_DATA TO USE_
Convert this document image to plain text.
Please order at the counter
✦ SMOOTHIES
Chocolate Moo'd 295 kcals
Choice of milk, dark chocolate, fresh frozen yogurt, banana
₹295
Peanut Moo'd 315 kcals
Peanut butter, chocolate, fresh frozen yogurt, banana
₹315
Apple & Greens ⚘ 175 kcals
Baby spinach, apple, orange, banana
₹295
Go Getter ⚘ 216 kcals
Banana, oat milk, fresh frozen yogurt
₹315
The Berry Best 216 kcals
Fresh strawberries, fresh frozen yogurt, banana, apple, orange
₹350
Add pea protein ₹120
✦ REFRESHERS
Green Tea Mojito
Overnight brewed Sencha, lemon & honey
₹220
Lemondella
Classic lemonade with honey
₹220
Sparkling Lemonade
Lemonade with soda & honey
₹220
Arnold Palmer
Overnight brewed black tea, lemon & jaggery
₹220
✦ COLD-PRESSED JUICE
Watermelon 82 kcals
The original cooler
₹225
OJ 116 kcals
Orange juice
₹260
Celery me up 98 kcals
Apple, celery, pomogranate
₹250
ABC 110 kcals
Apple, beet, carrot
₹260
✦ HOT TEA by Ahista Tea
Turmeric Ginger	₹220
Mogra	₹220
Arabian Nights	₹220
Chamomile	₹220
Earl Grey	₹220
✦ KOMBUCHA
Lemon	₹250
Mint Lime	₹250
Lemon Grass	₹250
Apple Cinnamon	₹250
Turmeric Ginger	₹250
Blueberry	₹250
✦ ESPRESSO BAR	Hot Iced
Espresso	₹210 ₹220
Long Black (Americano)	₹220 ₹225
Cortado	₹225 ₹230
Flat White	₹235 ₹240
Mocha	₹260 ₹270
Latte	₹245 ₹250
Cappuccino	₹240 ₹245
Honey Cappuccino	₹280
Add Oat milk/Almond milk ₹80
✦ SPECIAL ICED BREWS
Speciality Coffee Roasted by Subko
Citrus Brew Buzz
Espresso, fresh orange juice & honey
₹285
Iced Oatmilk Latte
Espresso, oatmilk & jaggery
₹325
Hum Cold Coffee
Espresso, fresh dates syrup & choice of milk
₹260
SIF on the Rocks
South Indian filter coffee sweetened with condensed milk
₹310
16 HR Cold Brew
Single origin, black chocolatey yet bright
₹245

--

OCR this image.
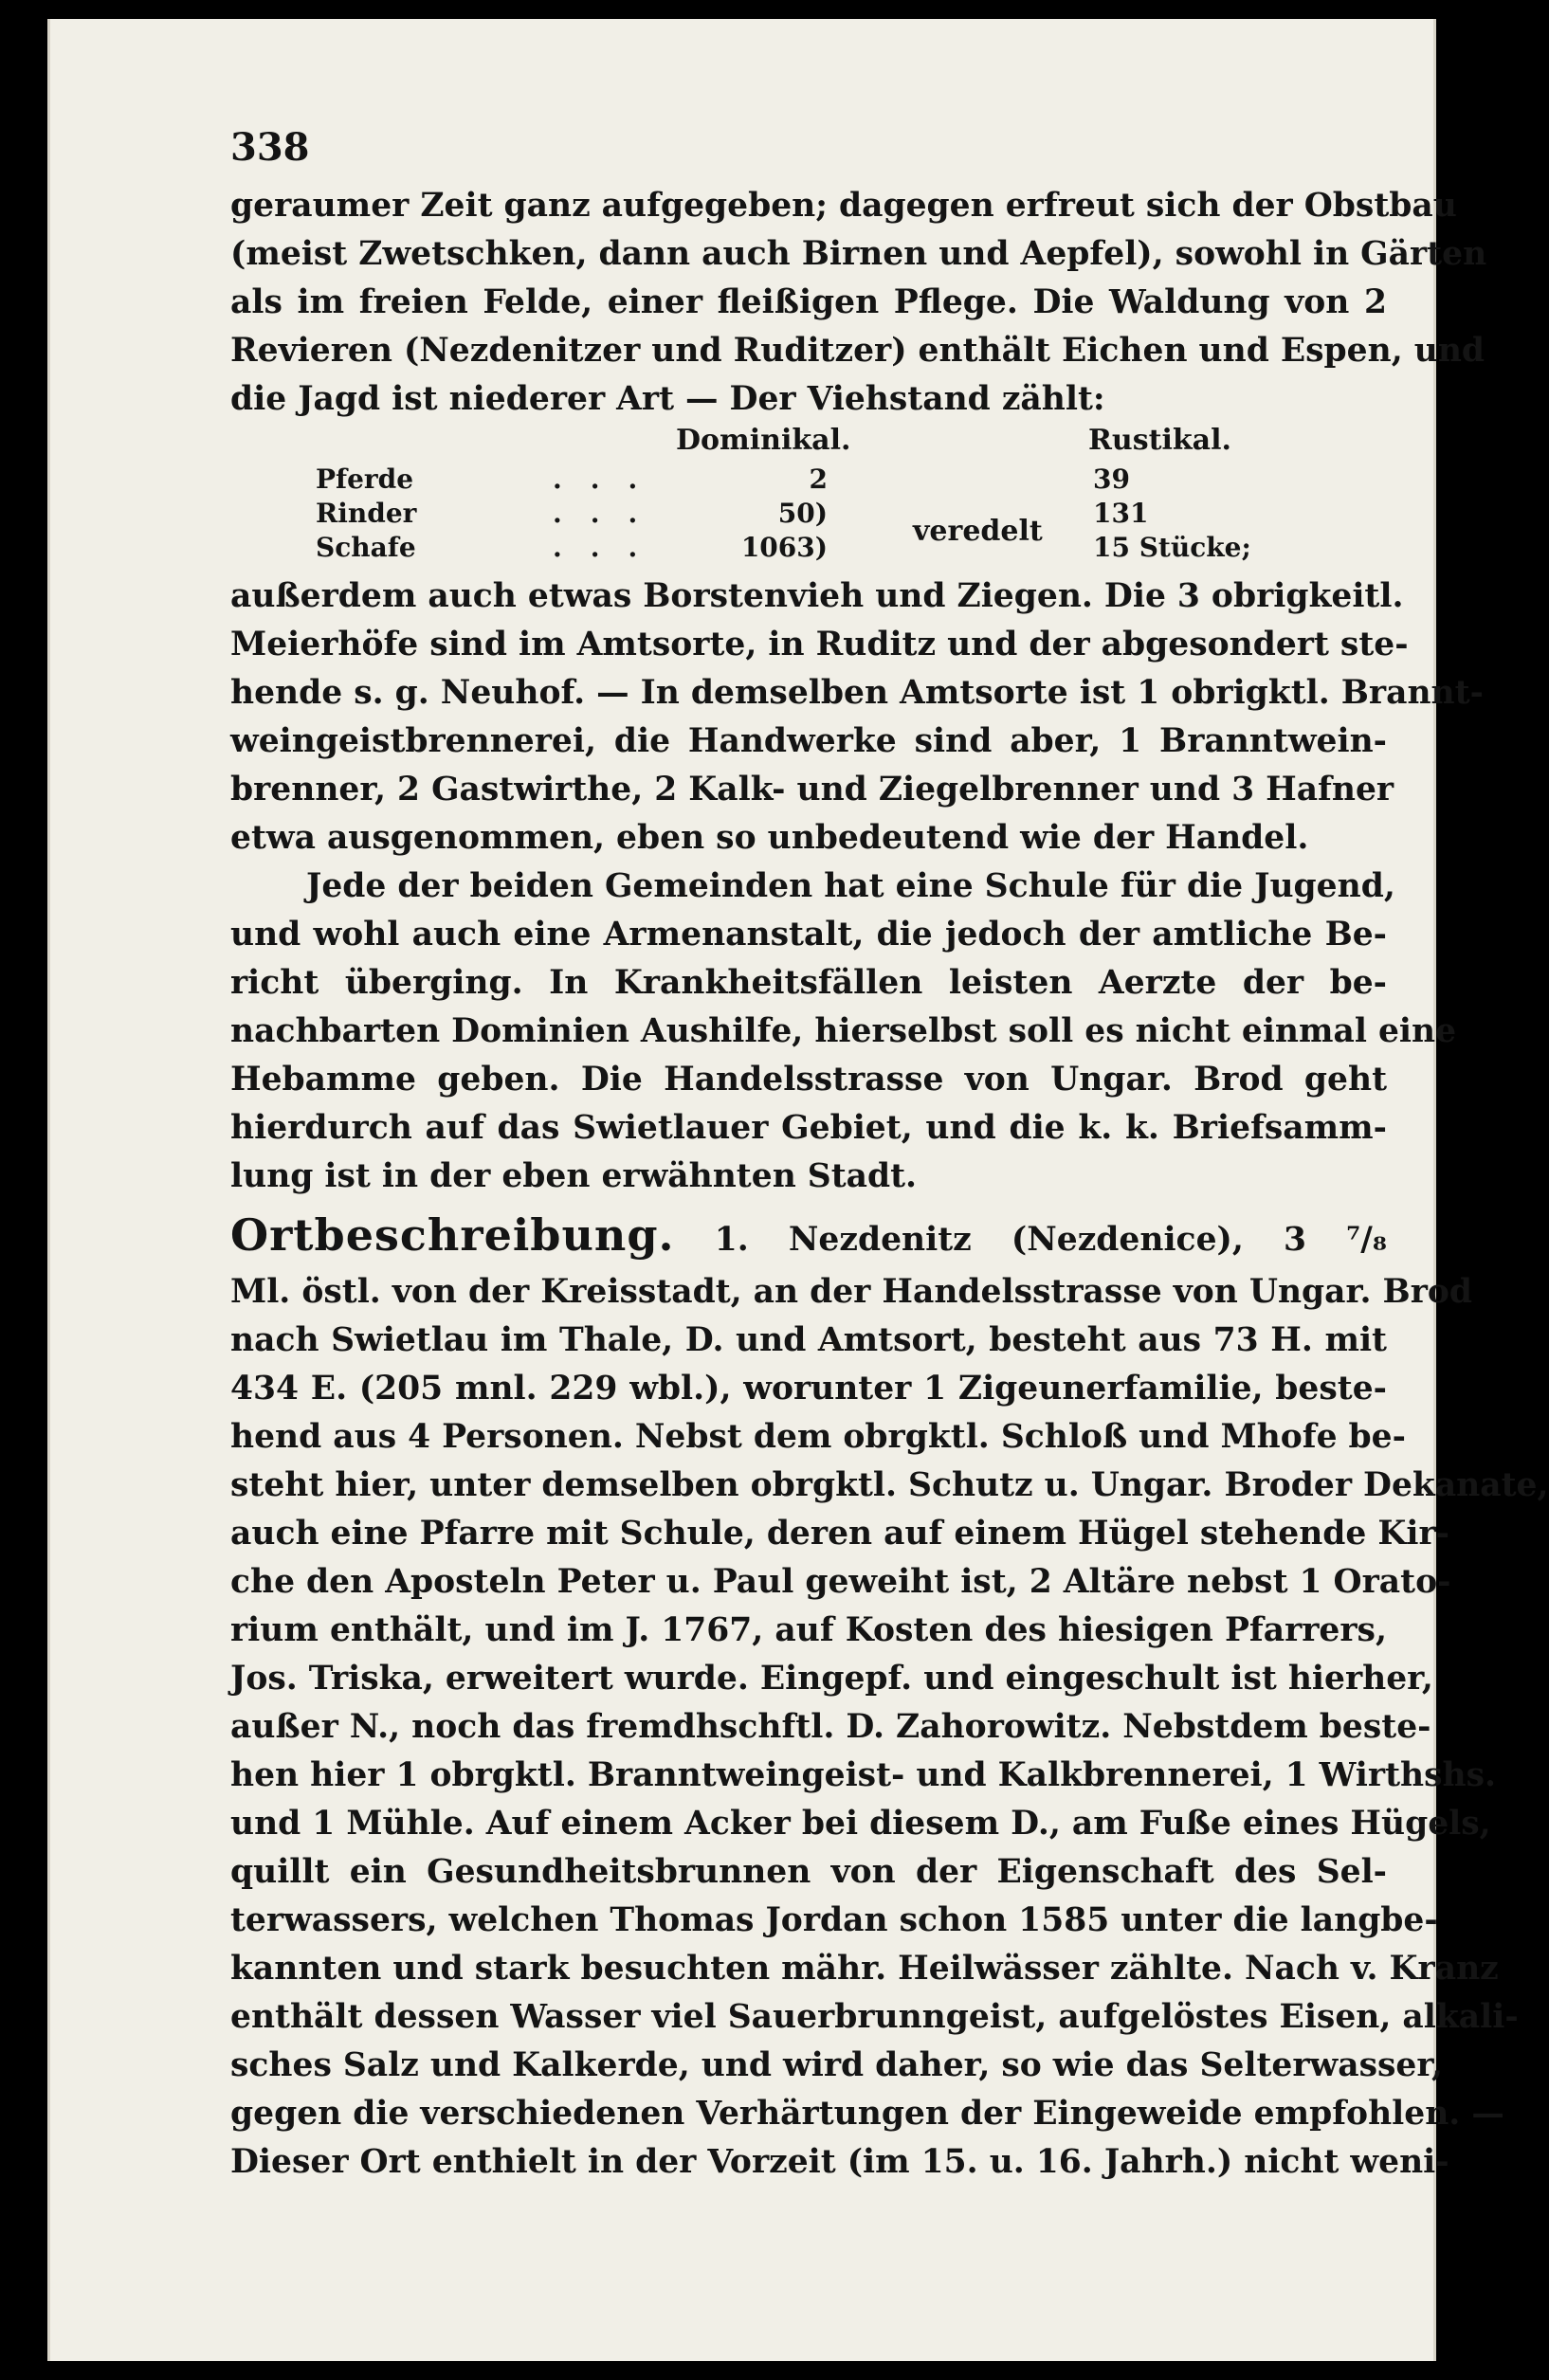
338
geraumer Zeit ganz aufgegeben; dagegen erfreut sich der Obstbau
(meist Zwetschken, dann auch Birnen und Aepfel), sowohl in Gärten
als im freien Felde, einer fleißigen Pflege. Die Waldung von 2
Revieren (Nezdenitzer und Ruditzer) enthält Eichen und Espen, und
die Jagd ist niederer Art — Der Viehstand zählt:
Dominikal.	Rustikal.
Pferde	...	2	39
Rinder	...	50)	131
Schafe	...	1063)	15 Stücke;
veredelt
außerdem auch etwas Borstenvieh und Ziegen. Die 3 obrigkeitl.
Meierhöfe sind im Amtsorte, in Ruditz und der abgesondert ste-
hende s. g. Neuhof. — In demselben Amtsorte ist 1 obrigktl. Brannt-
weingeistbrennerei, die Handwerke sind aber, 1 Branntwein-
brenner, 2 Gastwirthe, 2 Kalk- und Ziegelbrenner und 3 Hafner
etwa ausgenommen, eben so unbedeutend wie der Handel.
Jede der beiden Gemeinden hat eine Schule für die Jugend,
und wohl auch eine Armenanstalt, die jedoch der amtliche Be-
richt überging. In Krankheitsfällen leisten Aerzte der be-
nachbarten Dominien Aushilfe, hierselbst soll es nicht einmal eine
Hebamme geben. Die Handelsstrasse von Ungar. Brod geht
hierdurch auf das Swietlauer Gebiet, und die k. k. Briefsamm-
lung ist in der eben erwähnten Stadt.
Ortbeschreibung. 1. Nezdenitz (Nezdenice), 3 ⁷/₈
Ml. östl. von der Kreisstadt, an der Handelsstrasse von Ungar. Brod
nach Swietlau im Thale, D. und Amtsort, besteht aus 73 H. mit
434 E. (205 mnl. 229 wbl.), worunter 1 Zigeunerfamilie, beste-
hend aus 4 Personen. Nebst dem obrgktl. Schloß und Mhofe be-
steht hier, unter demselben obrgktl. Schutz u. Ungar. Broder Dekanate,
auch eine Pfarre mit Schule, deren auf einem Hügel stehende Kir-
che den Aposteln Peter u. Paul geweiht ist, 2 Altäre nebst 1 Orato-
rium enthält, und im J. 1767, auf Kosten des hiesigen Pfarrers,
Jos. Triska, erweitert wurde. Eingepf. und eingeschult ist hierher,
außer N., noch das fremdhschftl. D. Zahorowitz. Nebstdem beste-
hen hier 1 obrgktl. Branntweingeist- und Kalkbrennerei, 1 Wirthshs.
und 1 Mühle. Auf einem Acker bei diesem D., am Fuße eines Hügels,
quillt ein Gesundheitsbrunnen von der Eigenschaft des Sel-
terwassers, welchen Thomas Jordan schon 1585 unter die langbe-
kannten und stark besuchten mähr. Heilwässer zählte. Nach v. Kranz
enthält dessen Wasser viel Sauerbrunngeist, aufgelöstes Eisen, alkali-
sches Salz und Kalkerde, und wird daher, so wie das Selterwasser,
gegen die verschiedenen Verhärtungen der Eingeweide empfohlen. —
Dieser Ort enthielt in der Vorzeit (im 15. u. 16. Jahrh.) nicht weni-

_TASK DIRECTIONS_
Look through the data above for lines holding the word "Amtsorte". State how many there are and nothing else.

_ANSWER AREA_
2